■ Written problem ■
Carry none of the pictures over; write out the complete data exactly.

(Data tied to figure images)
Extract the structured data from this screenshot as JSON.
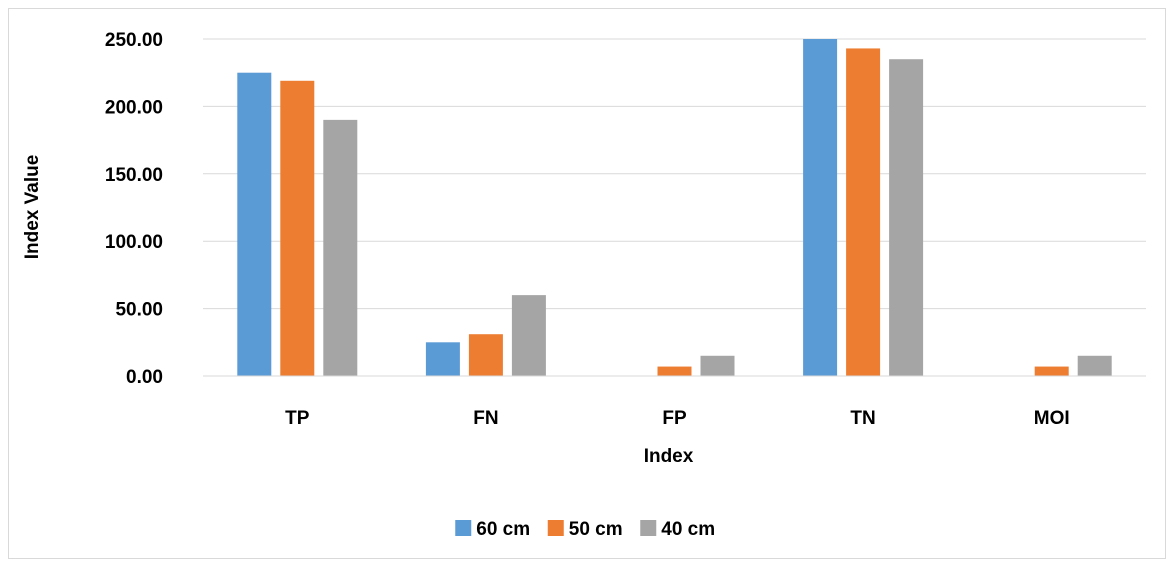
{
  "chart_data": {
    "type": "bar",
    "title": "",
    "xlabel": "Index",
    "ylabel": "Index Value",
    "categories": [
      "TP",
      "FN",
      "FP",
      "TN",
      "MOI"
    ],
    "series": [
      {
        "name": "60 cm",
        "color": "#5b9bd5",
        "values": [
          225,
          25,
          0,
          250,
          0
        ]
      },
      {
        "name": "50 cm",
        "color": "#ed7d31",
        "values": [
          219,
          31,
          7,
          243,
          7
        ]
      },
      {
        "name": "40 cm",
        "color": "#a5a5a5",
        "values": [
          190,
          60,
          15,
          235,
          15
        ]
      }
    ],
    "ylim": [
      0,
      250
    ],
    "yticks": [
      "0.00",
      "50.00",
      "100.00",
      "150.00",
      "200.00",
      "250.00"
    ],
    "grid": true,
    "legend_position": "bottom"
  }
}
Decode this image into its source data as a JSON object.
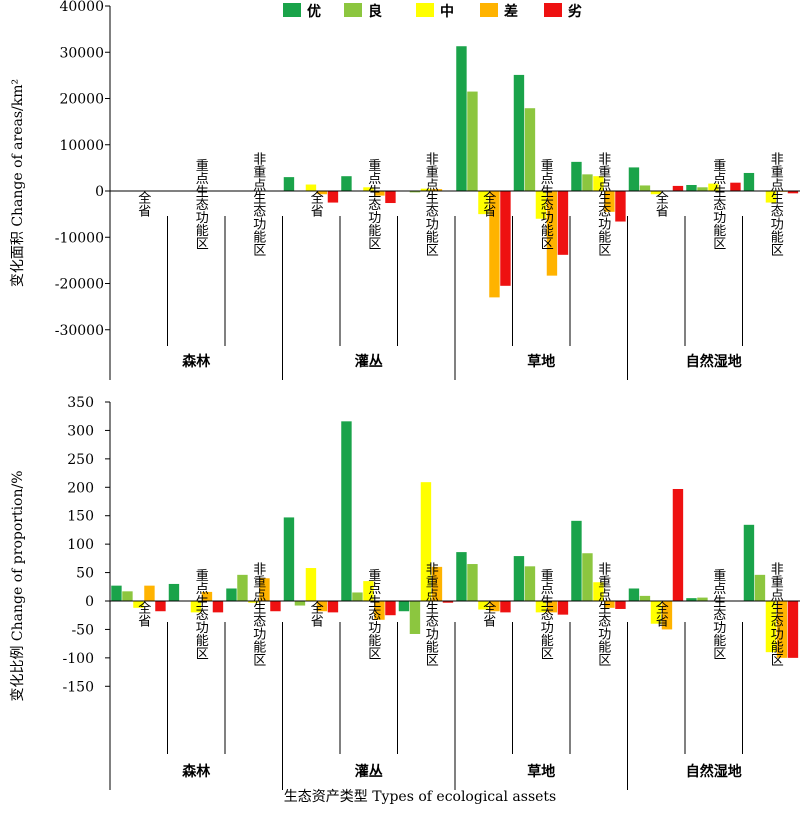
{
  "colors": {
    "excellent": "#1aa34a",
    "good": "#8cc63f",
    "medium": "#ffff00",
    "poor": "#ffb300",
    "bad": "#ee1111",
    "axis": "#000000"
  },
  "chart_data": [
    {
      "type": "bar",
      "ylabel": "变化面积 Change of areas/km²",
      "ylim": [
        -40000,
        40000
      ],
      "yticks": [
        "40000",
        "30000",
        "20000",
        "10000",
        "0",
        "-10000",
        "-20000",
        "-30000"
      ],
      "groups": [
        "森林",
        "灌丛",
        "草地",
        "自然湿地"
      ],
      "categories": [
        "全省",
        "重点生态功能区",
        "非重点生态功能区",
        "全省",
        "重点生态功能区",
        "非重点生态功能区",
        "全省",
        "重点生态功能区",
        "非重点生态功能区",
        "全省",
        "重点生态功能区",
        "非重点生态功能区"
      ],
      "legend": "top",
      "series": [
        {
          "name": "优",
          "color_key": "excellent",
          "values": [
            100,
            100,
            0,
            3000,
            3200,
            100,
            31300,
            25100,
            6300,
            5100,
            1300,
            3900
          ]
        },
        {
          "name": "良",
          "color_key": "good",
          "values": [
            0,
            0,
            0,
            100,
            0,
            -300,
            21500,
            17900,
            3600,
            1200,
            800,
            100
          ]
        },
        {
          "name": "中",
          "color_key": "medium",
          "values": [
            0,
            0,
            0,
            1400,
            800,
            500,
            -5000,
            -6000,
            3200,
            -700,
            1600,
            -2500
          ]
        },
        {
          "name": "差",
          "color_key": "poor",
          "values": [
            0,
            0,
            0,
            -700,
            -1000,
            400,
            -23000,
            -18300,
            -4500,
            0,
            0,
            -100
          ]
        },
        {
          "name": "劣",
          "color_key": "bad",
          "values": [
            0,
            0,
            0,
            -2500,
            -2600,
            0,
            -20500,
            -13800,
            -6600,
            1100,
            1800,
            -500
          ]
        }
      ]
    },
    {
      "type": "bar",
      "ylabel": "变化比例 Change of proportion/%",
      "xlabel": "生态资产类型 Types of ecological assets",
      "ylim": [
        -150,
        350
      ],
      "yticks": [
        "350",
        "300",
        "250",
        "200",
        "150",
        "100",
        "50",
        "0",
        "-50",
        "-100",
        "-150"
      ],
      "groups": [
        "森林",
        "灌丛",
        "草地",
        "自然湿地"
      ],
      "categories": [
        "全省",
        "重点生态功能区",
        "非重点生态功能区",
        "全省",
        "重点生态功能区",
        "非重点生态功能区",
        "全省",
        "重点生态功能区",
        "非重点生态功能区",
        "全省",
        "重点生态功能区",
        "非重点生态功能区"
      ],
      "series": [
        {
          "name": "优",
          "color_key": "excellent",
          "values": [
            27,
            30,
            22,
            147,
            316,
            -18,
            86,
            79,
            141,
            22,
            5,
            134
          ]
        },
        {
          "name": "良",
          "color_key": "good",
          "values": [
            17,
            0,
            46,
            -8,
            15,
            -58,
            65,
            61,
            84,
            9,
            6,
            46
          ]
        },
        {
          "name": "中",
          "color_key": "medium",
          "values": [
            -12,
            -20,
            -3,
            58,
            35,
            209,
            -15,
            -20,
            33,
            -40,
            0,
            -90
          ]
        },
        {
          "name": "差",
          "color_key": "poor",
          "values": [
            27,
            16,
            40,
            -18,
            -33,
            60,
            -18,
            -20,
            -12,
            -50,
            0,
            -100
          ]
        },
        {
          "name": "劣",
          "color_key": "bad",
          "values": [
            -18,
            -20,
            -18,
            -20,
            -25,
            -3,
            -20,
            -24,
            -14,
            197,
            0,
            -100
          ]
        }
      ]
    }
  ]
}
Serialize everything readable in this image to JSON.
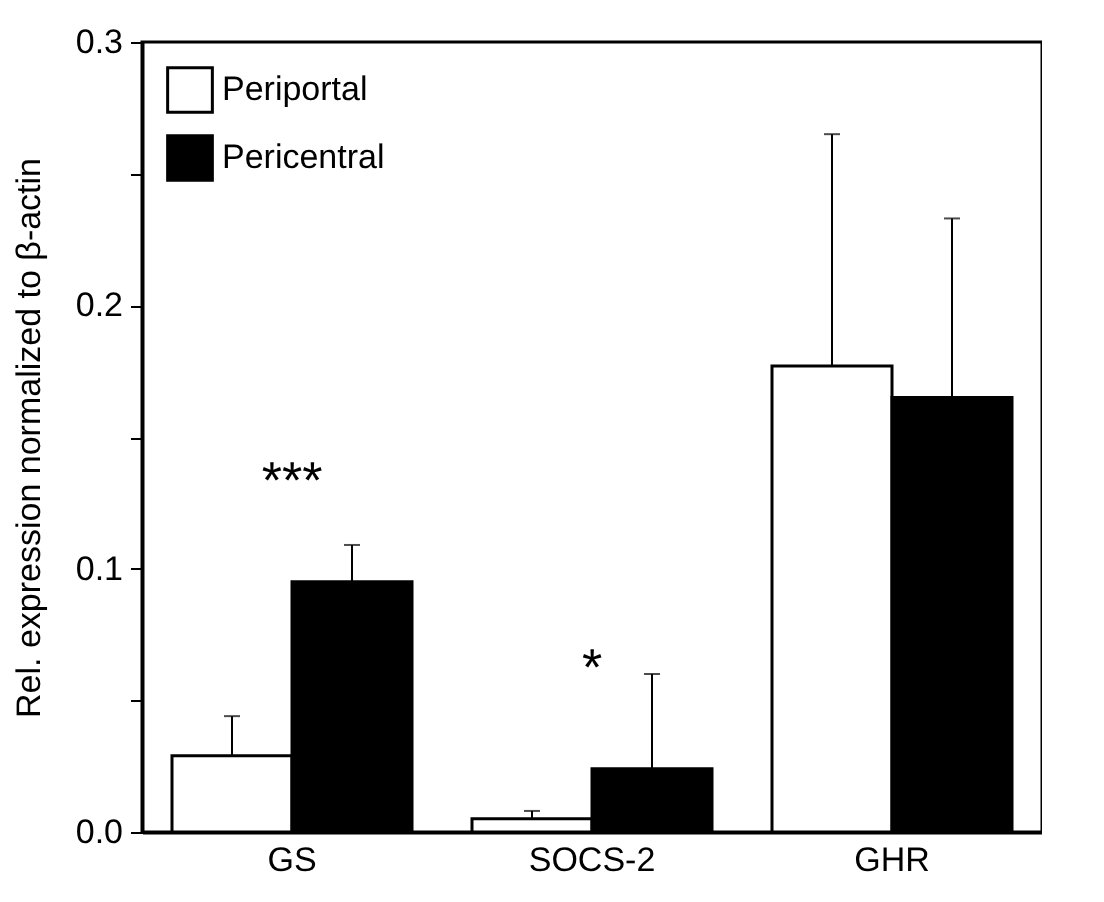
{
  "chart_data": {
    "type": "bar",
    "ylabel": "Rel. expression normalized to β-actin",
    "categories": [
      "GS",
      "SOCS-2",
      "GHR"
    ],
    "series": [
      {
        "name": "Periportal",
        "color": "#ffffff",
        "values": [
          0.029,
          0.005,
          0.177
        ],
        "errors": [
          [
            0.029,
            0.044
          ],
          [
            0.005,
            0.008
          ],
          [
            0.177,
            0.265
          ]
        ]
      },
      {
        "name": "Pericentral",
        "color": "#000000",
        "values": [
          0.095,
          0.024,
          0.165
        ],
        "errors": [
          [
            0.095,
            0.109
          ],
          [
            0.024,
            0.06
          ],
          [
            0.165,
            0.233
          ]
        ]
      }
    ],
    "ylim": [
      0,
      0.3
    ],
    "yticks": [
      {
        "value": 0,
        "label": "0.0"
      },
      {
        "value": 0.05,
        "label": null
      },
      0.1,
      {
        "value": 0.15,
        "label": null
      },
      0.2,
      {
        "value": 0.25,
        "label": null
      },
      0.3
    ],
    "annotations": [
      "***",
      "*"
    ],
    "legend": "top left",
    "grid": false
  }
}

■ Response below ■
Extract the structured data from this screenshot as JSON.
{
  "chart_data": {
    "type": "bar",
    "title": "",
    "xlabel": "Index",
    "ylabel": "Index Value",
    "categories": [
      "TP",
      "FN",
      "FP",
      "TN",
      "MOI"
    ],
    "series": [
      {
        "name": "60 cm",
        "color": "#5b9bd5",
        "values": [
          225,
          25,
          0,
          250,
          0
        ]
      },
      {
        "name": "50 cm",
        "color": "#ed7d31",
        "values": [
          219,
          31,
          7,
          243,
          7
        ]
      },
      {
        "name": "40 cm",
        "color": "#a5a5a5",
        "values": [
          190,
          60,
          15,
          235,
          15
        ]
      }
    ],
    "ylim": [
      0,
      250
    ],
    "yticks": [
      "0.00",
      "50.00",
      "100.00",
      "150.00",
      "200.00",
      "250.00"
    ],
    "grid": true,
    "legend_position": "bottom"
  }
}
Decode this image into its source data as a JSON object.
{
  "colors": {
    "excellent": "#1aa34a",
    "good": "#8cc63f",
    "medium": "#ffff00",
    "poor": "#ffb300",
    "bad": "#ee1111",
    "axis": "#000000"
  },
  "chart_data": [
    {
      "type": "bar",
      "ylabel": "变化面积 Change of areas/km²",
      "ylim": [
        -40000,
        40000
      ],
      "yticks": [
        "40000",
        "30000",
        "20000",
        "10000",
        "0",
        "-10000",
        "-20000",
        "-30000"
      ],
      "groups": [
        "森林",
        "灌丛",
        "草地",
        "自然湿地"
      ],
      "categories": [
        "全省",
        "重点生态功能区",
        "非重点生态功能区",
        "全省",
        "重点生态功能区",
        "非重点生态功能区",
        "全省",
        "重点生态功能区",
        "非重点生态功能区",
        "全省",
        "重点生态功能区",
        "非重点生态功能区"
      ],
      "legend": "top",
      "series": [
        {
          "name": "优",
          "color_key": "excellent",
          "values": [
            100,
            100,
            0,
            3000,
            3200,
            100,
            31300,
            25100,
            6300,
            5100,
            1300,
            3900
          ]
        },
        {
          "name": "良",
          "color_key": "good",
          "values": [
            0,
            0,
            0,
            100,
            0,
            -300,
            21500,
            17900,
            3600,
            1200,
            800,
            100
          ]
        },
        {
          "name": "中",
          "color_key": "medium",
          "values": [
            0,
            0,
            0,
            1400,
            800,
            500,
            -5000,
            -6000,
            3200,
            -700,
            1600,
            -2500
          ]
        },
        {
          "name": "差",
          "color_key": "poor",
          "values": [
            0,
            0,
            0,
            -700,
            -1000,
            400,
            -23000,
            -18300,
            -4500,
            0,
            0,
            -100
          ]
        },
        {
          "name": "劣",
          "color_key": "bad",
          "values": [
            0,
            0,
            0,
            -2500,
            -2600,
            0,
            -20500,
            -13800,
            -6600,
            1100,
            1800,
            -500
          ]
        }
      ]
    },
    {
      "type": "bar",
      "ylabel": "变化比例 Change of proportion/%",
      "xlabel": "生态资产类型 Types of ecological assets",
      "ylim": [
        -150,
        350
      ],
      "yticks": [
        "350",
        "300",
        "250",
        "200",
        "150",
        "100",
        "50",
        "0",
        "-50",
        "-100",
        "-150"
      ],
      "groups": [
        "森林",
        "灌丛",
        "草地",
        "自然湿地"
      ],
      "categories": [
        "全省",
        "重点生态功能区",
        "非重点生态功能区",
        "全省",
        "重点生态功能区",
        "非重点生态功能区",
        "全省",
        "重点生态功能区",
        "非重点生态功能区",
        "全省",
        "重点生态功能区",
        "非重点生态功能区"
      ],
      "series": [
        {
          "name": "优",
          "color_key": "excellent",
          "values": [
            27,
            30,
            22,
            147,
            316,
            -18,
            86,
            79,
            141,
            22,
            5,
            134
          ]
        },
        {
          "name": "良",
          "color_key": "good",
          "values": [
            17,
            0,
            46,
            -8,
            15,
            -58,
            65,
            61,
            84,
            9,
            6,
            46
          ]
        },
        {
          "name": "中",
          "color_key": "medium",
          "values": [
            -12,
            -20,
            -3,
            58,
            35,
            209,
            -15,
            -20,
            33,
            -40,
            0,
            -90
          ]
        },
        {
          "name": "差",
          "color_key": "poor",
          "values": [
            27,
            16,
            40,
            -18,
            -33,
            60,
            -18,
            -20,
            -12,
            -50,
            0,
            -100
          ]
        },
        {
          "name": "劣",
          "color_key": "bad",
          "values": [
            -18,
            -20,
            -18,
            -20,
            -25,
            -3,
            -20,
            -24,
            -14,
            197,
            0,
            -100
          ]
        }
      ]
    }
  ]
}
Serialize everything readable in this image to JSON.
{
  "chart_data": {
    "type": "bar",
    "ylabel": "Rel. expression normalized to β-actin",
    "categories": [
      "GS",
      "SOCS-2",
      "GHR"
    ],
    "series": [
      {
        "name": "Periportal",
        "color": "#ffffff",
        "values": [
          0.029,
          0.005,
          0.177
        ],
        "errors": [
          [
            0.029,
            0.044
          ],
          [
            0.005,
            0.008
          ],
          [
            0.177,
            0.265
          ]
        ]
      },
      {
        "name": "Pericentral",
        "color": "#000000",
        "values": [
          0.095,
          0.024,
          0.165
        ],
        "errors": [
          [
            0.095,
            0.109
          ],
          [
            0.024,
            0.06
          ],
          [
            0.165,
            0.233
          ]
        ]
      }
    ],
    "ylim": [
      0,
      0.3
    ],
    "yticks": [
      {
        "value": 0,
        "label": "0.0"
      },
      {
        "value": 0.05,
        "label": null
      },
      0.1,
      {
        "value": 0.15,
        "label": null
      },
      0.2,
      {
        "value": 0.25,
        "label": null
      },
      0.3
    ],
    "annotations": [
      "***",
      "*"
    ],
    "legend": "top left",
    "grid": false
  }
}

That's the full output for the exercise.